### Task material ###

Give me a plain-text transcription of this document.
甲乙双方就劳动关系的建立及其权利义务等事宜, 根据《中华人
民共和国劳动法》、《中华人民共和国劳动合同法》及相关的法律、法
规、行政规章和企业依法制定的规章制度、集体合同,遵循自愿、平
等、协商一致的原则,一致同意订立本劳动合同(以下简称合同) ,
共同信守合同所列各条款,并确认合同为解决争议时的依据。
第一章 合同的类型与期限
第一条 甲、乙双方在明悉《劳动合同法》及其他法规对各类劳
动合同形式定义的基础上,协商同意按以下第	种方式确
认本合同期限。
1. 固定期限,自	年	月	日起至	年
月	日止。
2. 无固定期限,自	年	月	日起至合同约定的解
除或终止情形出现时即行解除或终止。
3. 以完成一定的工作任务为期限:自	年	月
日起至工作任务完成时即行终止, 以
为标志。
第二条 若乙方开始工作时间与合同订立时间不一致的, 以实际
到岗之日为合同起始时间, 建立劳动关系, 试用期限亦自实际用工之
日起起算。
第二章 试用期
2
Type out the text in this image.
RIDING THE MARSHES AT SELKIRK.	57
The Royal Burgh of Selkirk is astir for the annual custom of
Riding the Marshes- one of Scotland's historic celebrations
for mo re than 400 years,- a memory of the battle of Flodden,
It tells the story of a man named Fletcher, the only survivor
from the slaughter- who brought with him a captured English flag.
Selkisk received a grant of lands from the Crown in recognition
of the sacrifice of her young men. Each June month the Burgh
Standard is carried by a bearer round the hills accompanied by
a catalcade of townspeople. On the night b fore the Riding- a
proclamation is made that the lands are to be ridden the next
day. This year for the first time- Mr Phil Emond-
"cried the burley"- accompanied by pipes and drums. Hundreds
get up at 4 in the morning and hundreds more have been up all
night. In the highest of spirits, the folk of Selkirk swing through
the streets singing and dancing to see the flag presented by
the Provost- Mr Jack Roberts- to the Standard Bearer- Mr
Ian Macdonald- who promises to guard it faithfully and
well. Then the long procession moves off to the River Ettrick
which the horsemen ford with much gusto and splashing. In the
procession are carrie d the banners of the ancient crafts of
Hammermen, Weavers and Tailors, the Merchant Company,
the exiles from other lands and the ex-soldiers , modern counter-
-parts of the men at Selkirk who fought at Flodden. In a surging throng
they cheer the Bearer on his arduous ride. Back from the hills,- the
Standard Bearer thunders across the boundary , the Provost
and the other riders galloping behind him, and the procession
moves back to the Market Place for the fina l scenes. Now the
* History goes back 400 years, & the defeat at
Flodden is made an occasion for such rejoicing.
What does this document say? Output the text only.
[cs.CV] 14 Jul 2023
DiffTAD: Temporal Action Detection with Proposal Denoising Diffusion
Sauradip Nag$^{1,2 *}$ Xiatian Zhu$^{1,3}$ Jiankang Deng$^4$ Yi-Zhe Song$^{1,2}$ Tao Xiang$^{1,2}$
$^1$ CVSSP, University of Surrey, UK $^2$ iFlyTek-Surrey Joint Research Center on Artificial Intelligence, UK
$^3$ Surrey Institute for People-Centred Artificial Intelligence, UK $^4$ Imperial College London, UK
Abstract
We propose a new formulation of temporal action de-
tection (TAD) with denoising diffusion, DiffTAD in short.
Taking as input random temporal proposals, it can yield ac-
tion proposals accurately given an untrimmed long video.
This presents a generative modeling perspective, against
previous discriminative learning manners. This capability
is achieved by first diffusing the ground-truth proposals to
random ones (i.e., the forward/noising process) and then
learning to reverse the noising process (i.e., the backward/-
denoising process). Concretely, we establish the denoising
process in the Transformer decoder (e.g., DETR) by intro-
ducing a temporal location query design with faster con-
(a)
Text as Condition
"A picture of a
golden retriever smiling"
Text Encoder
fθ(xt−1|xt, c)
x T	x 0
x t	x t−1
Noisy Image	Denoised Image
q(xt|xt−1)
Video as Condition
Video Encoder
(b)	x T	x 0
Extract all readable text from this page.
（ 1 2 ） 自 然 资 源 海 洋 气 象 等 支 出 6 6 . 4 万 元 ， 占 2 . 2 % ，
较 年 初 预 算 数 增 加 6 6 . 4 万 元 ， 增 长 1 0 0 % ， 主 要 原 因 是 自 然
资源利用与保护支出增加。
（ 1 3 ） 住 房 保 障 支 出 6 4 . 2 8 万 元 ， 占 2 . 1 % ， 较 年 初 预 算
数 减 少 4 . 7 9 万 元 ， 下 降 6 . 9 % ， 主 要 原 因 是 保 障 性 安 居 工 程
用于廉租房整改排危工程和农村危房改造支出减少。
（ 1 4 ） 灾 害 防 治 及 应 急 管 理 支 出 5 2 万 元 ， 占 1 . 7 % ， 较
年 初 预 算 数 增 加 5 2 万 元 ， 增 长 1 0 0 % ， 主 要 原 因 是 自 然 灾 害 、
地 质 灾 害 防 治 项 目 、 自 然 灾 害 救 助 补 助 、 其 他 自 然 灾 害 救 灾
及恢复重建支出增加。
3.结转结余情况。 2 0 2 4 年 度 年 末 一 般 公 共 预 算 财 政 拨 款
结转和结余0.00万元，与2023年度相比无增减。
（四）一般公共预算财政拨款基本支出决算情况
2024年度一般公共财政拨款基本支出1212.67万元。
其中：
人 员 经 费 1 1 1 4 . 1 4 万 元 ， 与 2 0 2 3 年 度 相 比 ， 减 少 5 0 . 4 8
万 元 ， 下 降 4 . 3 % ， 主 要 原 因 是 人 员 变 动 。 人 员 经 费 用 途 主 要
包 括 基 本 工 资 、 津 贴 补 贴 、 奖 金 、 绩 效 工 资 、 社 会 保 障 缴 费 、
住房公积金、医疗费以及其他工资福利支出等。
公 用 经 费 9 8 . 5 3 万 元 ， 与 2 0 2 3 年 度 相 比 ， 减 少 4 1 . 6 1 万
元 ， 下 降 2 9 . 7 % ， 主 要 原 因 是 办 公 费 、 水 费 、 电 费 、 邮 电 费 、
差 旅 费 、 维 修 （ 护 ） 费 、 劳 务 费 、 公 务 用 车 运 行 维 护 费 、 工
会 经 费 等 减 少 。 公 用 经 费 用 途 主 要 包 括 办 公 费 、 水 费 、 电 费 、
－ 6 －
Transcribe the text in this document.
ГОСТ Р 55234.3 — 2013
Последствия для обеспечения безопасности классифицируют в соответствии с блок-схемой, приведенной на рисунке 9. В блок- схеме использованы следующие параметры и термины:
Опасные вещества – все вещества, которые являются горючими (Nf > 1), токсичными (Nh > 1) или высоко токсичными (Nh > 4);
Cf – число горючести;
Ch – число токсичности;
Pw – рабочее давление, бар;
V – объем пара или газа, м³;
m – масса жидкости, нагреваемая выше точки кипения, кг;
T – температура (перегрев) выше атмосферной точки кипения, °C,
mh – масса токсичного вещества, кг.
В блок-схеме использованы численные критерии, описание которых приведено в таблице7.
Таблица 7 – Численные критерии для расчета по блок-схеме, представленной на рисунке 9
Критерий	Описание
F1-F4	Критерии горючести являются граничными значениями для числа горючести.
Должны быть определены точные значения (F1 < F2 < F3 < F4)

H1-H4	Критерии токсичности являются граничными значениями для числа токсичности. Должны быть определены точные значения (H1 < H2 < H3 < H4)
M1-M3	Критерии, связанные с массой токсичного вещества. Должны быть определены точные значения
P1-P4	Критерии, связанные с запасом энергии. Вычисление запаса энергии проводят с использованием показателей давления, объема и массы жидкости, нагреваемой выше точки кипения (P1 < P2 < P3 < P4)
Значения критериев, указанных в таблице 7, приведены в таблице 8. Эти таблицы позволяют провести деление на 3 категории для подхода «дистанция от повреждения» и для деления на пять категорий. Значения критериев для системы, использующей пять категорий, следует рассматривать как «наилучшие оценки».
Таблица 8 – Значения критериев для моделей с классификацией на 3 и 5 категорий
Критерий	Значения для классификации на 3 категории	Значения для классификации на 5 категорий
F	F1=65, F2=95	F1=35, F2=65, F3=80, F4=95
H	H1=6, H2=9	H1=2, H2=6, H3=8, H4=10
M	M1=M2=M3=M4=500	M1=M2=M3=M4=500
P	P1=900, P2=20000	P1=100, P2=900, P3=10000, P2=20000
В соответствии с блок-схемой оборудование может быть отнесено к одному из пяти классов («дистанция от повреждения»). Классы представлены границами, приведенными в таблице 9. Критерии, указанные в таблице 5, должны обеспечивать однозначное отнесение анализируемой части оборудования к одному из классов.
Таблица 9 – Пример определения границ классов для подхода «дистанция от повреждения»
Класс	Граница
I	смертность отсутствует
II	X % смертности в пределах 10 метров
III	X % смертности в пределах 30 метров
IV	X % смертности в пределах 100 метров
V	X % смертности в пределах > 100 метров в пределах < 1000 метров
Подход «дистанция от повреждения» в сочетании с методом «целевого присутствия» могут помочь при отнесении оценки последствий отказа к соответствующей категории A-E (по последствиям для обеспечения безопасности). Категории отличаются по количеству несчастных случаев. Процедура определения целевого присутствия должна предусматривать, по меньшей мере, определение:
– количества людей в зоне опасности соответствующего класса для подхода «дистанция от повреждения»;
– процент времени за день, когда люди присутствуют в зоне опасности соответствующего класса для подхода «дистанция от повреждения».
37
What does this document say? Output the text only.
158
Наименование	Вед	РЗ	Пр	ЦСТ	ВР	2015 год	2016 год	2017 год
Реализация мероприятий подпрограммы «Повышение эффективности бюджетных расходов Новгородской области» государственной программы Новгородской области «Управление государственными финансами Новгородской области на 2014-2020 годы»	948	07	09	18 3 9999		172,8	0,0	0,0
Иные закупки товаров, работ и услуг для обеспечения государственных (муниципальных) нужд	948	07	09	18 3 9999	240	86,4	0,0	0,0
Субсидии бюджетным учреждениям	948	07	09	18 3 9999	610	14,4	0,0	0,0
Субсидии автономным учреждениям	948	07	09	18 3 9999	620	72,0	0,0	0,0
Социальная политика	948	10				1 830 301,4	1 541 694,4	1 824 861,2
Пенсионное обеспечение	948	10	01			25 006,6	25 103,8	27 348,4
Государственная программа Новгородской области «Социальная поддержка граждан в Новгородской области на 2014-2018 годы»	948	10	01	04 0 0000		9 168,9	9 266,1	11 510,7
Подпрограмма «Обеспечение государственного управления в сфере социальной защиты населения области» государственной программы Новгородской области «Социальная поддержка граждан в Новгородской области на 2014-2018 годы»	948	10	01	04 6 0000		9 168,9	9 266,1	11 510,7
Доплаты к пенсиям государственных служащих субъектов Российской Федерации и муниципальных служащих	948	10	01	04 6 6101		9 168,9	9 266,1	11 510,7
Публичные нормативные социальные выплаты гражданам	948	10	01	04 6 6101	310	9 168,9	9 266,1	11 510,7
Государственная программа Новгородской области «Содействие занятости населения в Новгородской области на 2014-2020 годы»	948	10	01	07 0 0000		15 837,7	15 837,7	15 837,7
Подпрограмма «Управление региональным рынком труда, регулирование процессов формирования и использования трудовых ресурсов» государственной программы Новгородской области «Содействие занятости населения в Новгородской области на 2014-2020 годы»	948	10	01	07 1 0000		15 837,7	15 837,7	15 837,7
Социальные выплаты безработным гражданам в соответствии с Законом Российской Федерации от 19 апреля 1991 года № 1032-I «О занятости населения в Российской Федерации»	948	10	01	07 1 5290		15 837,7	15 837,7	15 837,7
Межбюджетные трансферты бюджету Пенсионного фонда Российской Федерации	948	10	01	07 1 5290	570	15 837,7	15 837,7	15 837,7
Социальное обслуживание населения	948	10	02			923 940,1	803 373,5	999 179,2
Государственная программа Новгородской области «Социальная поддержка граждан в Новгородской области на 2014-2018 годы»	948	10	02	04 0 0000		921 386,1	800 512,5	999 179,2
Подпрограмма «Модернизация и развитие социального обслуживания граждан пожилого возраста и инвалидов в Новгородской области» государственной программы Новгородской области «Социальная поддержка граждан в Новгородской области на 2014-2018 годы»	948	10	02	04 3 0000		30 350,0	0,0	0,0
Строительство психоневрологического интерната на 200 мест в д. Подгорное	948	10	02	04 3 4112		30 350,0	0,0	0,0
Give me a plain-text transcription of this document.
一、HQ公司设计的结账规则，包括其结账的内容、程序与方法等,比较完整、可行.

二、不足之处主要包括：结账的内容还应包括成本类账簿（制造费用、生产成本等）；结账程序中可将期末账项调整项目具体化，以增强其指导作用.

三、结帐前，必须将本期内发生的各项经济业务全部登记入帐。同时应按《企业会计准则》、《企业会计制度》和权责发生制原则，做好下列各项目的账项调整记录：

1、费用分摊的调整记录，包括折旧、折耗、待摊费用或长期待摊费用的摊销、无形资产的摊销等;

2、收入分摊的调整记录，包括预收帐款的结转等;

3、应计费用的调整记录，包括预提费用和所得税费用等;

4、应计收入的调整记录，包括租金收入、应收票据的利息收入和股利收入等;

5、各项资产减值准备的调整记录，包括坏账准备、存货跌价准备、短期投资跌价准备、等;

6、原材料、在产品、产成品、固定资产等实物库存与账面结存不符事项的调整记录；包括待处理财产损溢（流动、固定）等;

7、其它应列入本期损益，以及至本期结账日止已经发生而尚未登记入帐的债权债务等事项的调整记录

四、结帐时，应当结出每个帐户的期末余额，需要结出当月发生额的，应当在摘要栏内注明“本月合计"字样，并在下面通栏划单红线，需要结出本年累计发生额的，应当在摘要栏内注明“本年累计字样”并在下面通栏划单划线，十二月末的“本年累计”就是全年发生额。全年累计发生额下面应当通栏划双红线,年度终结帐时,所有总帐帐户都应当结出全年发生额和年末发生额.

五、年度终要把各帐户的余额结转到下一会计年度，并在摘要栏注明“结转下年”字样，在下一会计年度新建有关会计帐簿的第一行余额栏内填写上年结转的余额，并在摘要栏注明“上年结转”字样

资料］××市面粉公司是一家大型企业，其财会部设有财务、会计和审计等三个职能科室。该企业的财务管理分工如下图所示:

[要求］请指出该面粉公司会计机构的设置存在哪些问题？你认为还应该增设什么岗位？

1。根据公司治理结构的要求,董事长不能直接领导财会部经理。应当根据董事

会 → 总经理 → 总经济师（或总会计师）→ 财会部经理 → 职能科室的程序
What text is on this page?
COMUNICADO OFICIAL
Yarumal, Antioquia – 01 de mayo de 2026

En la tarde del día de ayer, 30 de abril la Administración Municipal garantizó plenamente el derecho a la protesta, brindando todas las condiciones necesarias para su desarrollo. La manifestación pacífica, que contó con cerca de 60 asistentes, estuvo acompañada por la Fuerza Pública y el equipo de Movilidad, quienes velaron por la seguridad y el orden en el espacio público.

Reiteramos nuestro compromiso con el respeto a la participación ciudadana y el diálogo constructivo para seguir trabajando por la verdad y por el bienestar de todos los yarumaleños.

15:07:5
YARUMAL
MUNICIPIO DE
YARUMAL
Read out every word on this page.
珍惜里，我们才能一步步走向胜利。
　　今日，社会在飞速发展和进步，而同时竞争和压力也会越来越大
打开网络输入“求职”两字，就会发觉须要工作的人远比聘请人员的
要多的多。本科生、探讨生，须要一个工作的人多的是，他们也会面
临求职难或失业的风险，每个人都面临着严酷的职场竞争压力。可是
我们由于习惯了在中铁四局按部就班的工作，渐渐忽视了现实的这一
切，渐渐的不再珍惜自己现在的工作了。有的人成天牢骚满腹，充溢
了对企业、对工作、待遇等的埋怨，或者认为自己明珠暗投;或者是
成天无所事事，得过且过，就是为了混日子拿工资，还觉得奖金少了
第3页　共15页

###

§ What you will do
Find every line with "night" in the listing and state how many there are, nothing else.

§ The output
2